Task requirements: Without including any pictures, copy each entry below exactly.

--- start ---

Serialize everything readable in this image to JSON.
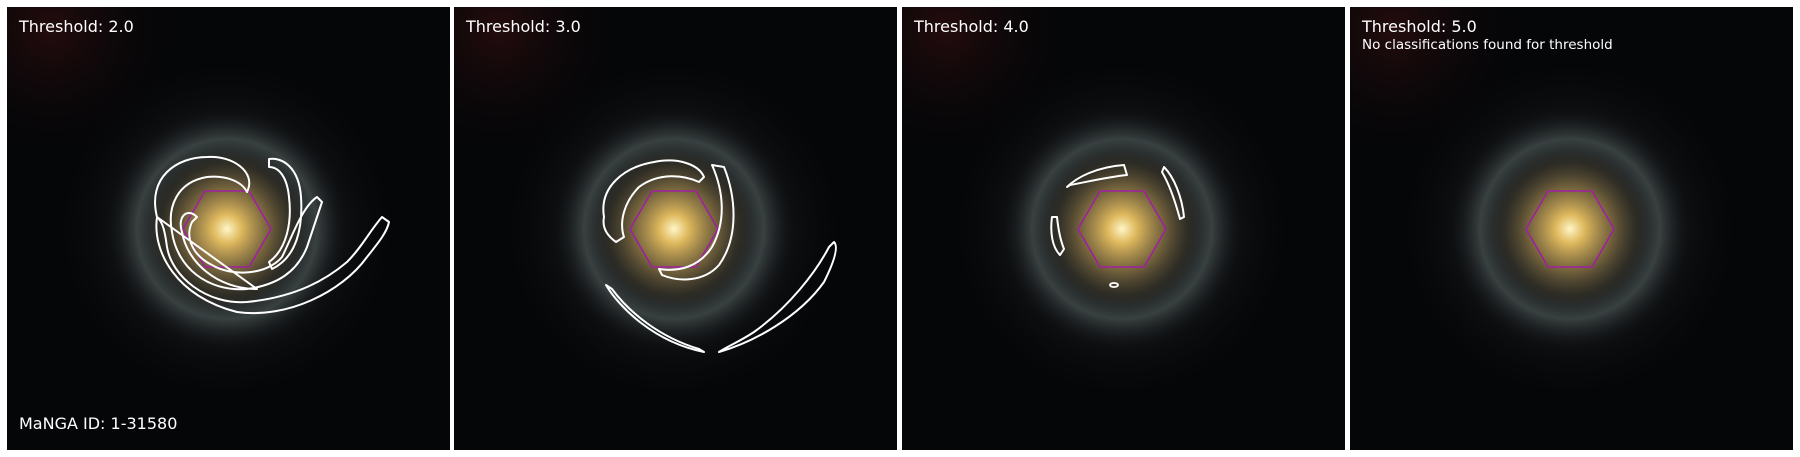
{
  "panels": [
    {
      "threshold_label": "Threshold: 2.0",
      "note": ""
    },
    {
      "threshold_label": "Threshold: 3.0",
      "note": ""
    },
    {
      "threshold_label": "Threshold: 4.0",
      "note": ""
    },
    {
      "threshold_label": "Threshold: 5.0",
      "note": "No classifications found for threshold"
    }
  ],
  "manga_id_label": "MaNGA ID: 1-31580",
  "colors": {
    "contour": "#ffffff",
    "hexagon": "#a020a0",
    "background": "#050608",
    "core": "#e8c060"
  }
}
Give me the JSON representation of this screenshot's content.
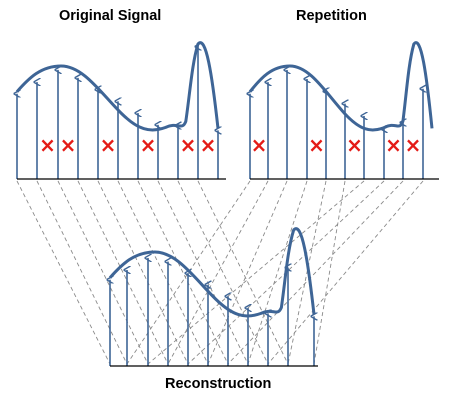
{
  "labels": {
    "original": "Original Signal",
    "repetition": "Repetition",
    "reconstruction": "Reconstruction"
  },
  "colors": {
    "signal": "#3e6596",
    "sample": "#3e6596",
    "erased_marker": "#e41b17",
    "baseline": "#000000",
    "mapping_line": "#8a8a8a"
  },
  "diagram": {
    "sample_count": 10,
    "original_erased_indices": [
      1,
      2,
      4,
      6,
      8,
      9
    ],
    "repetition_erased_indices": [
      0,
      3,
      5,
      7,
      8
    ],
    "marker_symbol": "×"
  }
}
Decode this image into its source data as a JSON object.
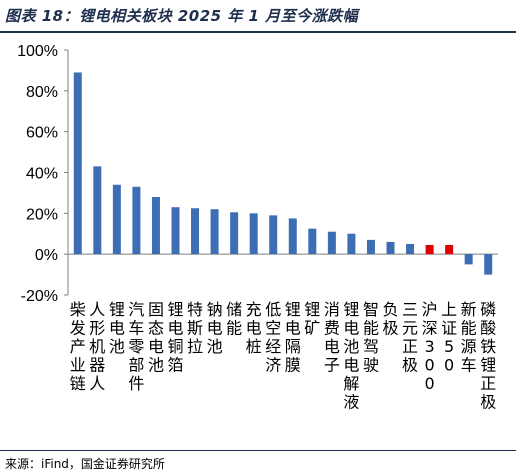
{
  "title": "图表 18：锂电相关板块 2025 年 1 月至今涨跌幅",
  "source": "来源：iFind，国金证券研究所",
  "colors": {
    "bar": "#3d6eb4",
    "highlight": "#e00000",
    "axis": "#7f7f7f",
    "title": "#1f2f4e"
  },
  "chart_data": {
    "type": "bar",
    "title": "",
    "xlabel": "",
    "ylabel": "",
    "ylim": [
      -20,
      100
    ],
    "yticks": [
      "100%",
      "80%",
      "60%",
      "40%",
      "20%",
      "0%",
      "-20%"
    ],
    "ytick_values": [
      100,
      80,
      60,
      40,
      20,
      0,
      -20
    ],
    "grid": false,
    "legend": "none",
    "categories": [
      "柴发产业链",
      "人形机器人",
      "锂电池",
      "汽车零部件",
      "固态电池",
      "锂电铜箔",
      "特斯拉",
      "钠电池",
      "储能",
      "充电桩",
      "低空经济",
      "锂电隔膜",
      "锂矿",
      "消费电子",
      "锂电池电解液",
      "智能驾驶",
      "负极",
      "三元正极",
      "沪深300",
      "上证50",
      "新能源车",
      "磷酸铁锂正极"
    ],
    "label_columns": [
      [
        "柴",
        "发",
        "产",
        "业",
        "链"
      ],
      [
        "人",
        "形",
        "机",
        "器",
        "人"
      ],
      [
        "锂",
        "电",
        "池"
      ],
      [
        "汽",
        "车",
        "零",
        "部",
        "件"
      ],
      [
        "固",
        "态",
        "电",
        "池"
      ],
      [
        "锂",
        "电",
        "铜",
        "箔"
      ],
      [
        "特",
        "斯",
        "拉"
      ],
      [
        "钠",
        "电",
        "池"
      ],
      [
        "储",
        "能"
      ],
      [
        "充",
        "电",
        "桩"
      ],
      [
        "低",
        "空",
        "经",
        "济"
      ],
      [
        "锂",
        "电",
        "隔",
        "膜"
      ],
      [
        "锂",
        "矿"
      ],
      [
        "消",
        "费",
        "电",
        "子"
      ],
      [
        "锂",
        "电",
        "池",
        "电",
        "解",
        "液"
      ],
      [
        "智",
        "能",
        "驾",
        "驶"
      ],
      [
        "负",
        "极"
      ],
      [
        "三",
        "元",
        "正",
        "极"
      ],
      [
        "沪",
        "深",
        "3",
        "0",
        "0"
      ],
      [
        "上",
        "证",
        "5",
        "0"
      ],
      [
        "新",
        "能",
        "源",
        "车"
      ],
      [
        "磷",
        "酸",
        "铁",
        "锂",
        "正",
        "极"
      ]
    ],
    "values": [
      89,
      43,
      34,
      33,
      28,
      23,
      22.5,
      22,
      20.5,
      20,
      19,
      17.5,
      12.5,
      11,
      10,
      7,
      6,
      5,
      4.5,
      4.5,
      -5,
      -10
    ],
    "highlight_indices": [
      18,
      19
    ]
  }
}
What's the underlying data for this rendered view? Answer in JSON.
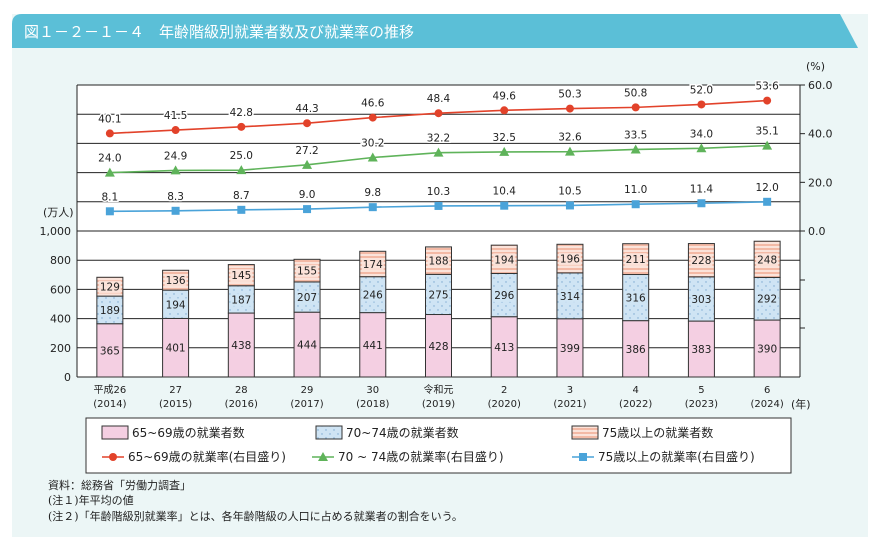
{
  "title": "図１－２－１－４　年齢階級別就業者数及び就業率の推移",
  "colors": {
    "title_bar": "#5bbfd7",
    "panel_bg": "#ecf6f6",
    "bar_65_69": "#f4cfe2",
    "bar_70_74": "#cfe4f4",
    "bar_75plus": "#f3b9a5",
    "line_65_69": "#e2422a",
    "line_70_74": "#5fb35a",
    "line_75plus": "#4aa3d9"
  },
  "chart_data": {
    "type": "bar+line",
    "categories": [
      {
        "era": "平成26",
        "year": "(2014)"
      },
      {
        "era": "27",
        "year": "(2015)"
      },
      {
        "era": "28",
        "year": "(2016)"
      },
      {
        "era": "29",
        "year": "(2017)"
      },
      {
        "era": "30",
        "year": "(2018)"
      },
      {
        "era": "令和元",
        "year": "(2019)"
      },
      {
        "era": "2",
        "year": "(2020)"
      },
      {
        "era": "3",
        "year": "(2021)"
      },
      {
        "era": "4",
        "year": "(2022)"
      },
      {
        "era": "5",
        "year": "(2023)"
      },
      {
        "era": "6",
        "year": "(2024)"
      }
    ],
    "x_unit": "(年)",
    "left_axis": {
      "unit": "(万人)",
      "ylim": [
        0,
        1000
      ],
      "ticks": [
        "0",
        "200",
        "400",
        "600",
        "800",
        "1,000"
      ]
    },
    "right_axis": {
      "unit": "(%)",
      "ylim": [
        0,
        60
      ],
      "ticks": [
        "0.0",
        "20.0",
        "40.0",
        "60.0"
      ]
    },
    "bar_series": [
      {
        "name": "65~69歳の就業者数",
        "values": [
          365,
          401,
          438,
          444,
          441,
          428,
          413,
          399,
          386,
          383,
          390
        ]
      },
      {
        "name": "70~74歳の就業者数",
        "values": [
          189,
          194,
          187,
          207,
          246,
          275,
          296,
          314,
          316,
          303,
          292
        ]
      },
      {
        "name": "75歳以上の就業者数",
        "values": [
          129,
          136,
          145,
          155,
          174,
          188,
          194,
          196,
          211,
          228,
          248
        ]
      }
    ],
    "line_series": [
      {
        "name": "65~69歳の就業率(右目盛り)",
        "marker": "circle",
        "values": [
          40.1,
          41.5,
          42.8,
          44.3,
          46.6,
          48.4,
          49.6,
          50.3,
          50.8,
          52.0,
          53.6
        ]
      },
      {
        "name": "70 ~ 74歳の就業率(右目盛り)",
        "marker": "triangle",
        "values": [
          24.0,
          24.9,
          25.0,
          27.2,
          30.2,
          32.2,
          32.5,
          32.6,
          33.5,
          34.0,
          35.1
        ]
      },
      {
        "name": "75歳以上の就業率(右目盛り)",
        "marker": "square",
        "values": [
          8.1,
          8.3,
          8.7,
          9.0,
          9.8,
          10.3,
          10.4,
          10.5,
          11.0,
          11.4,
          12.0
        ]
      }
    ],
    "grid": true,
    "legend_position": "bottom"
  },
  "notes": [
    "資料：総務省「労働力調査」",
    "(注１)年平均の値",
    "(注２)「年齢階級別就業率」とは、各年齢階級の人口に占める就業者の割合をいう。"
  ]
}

--- end ---

Finished exercise:
Serialize everything readable in this image to JSON.
{
  "panels": [
    {
      "threshold_label": "Threshold: 2.0",
      "note": ""
    },
    {
      "threshold_label": "Threshold: 3.0",
      "note": ""
    },
    {
      "threshold_label": "Threshold: 4.0",
      "note": ""
    },
    {
      "threshold_label": "Threshold: 5.0",
      "note": "No classifications found for threshold"
    }
  ],
  "manga_id_label": "MaNGA ID: 1-31580",
  "colors": {
    "contour": "#ffffff",
    "hexagon": "#a020a0",
    "background": "#050608",
    "core": "#e8c060"
  }
}
Give me the JSON representation of this screenshot's content.
{
  "labels": {
    "original": "Original Signal",
    "repetition": "Repetition",
    "reconstruction": "Reconstruction"
  },
  "colors": {
    "signal": "#3e6596",
    "sample": "#3e6596",
    "erased_marker": "#e41b17",
    "baseline": "#000000",
    "mapping_line": "#8a8a8a"
  },
  "diagram": {
    "sample_count": 10,
    "original_erased_indices": [
      1,
      2,
      4,
      6,
      8,
      9
    ],
    "repetition_erased_indices": [
      0,
      3,
      5,
      7,
      8
    ],
    "marker_symbol": "×"
  }
}
Decode this image into its source data as a JSON object.
{
  "title": "图表 18：锂电相关板块 2025 年 1 月至今涨跌幅",
  "source": "来源：iFind，国金证券研究所",
  "colors": {
    "bar": "#3d6eb4",
    "highlight": "#e00000",
    "axis": "#7f7f7f",
    "title": "#1f2f4e"
  },
  "chart_data": {
    "type": "bar",
    "title": "",
    "xlabel": "",
    "ylabel": "",
    "ylim": [
      -20,
      100
    ],
    "yticks": [
      "100%",
      "80%",
      "60%",
      "40%",
      "20%",
      "0%",
      "-20%"
    ],
    "ytick_values": [
      100,
      80,
      60,
      40,
      20,
      0,
      -20
    ],
    "grid": false,
    "legend": "none",
    "categories": [
      "柴发产业链",
      "人形机器人",
      "锂电池",
      "汽车零部件",
      "固态电池",
      "锂电铜箔",
      "特斯拉",
      "钠电池",
      "储能",
      "充电桩",
      "低空经济",
      "锂电隔膜",
      "锂矿",
      "消费电子",
      "锂电池电解液",
      "智能驾驶",
      "负极",
      "三元正极",
      "沪深300",
      "上证50",
      "新能源车",
      "磷酸铁锂正极"
    ],
    "label_columns": [
      [
        "柴",
        "发",
        "产",
        "业",
        "链"
      ],
      [
        "人",
        "形",
        "机",
        "器",
        "人"
      ],
      [
        "锂",
        "电",
        "池"
      ],
      [
        "汽",
        "车",
        "零",
        "部",
        "件"
      ],
      [
        "固",
        "态",
        "电",
        "池"
      ],
      [
        "锂",
        "电",
        "铜",
        "箔"
      ],
      [
        "特",
        "斯",
        "拉"
      ],
      [
        "钠",
        "电",
        "池"
      ],
      [
        "储",
        "能"
      ],
      [
        "充",
        "电",
        "桩"
      ],
      [
        "低",
        "空",
        "经",
        "济"
      ],
      [
        "锂",
        "电",
        "隔",
        "膜"
      ],
      [
        "锂",
        "矿"
      ],
      [
        "消",
        "费",
        "电",
        "子"
      ],
      [
        "锂",
        "电",
        "池",
        "电",
        "解",
        "液"
      ],
      [
        "智",
        "能",
        "驾",
        "驶"
      ],
      [
        "负",
        "极"
      ],
      [
        "三",
        "元",
        "正",
        "极"
      ],
      [
        "沪",
        "深",
        "3",
        "0",
        "0"
      ],
      [
        "上",
        "证",
        "5",
        "0"
      ],
      [
        "新",
        "能",
        "源",
        "车"
      ],
      [
        "磷",
        "酸",
        "铁",
        "锂",
        "正",
        "极"
      ]
    ],
    "values": [
      89,
      43,
      34,
      33,
      28,
      23,
      22.5,
      22,
      20.5,
      20,
      19,
      17.5,
      12.5,
      11,
      10,
      7,
      6,
      5,
      4.5,
      4.5,
      -5,
      -10
    ],
    "highlight_indices": [
      18,
      19
    ]
  }
}
What's the underlying data for this rendered view? Answer in JSON.
{
  "title": "図１－２－１－４　年齢階級別就業者数及び就業率の推移",
  "colors": {
    "title_bar": "#5bbfd7",
    "panel_bg": "#ecf6f6",
    "bar_65_69": "#f4cfe2",
    "bar_70_74": "#cfe4f4",
    "bar_75plus": "#f3b9a5",
    "line_65_69": "#e2422a",
    "line_70_74": "#5fb35a",
    "line_75plus": "#4aa3d9"
  },
  "chart_data": {
    "type": "bar+line",
    "categories": [
      {
        "era": "平成26",
        "year": "(2014)"
      },
      {
        "era": "27",
        "year": "(2015)"
      },
      {
        "era": "28",
        "year": "(2016)"
      },
      {
        "era": "29",
        "year": "(2017)"
      },
      {
        "era": "30",
        "year": "(2018)"
      },
      {
        "era": "令和元",
        "year": "(2019)"
      },
      {
        "era": "2",
        "year": "(2020)"
      },
      {
        "era": "3",
        "year": "(2021)"
      },
      {
        "era": "4",
        "year": "(2022)"
      },
      {
        "era": "5",
        "year": "(2023)"
      },
      {
        "era": "6",
        "year": "(2024)"
      }
    ],
    "x_unit": "(年)",
    "left_axis": {
      "unit": "(万人)",
      "ylim": [
        0,
        1000
      ],
      "ticks": [
        "0",
        "200",
        "400",
        "600",
        "800",
        "1,000"
      ]
    },
    "right_axis": {
      "unit": "(%)",
      "ylim": [
        0,
        60
      ],
      "ticks": [
        "0.0",
        "20.0",
        "40.0",
        "60.0"
      ]
    },
    "bar_series": [
      {
        "name": "65~69歳の就業者数",
        "values": [
          365,
          401,
          438,
          444,
          441,
          428,
          413,
          399,
          386,
          383,
          390
        ]
      },
      {
        "name": "70~74歳の就業者数",
        "values": [
          189,
          194,
          187,
          207,
          246,
          275,
          296,
          314,
          316,
          303,
          292
        ]
      },
      {
        "name": "75歳以上の就業者数",
        "values": [
          129,
          136,
          145,
          155,
          174,
          188,
          194,
          196,
          211,
          228,
          248
        ]
      }
    ],
    "line_series": [
      {
        "name": "65~69歳の就業率(右目盛り)",
        "marker": "circle",
        "values": [
          40.1,
          41.5,
          42.8,
          44.3,
          46.6,
          48.4,
          49.6,
          50.3,
          50.8,
          52.0,
          53.6
        ]
      },
      {
        "name": "70 ~ 74歳の就業率(右目盛り)",
        "marker": "triangle",
        "values": [
          24.0,
          24.9,
          25.0,
          27.2,
          30.2,
          32.2,
          32.5,
          32.6,
          33.5,
          34.0,
          35.1
        ]
      },
      {
        "name": "75歳以上の就業率(右目盛り)",
        "marker": "square",
        "values": [
          8.1,
          8.3,
          8.7,
          9.0,
          9.8,
          10.3,
          10.4,
          10.5,
          11.0,
          11.4,
          12.0
        ]
      }
    ],
    "grid": true,
    "legend_position": "bottom"
  },
  "notes": [
    "資料：総務省「労働力調査」",
    "(注１)年平均の値",
    "(注２)「年齢階級別就業率」とは、各年齢階級の人口に占める就業者の割合をいう。"
  ]
}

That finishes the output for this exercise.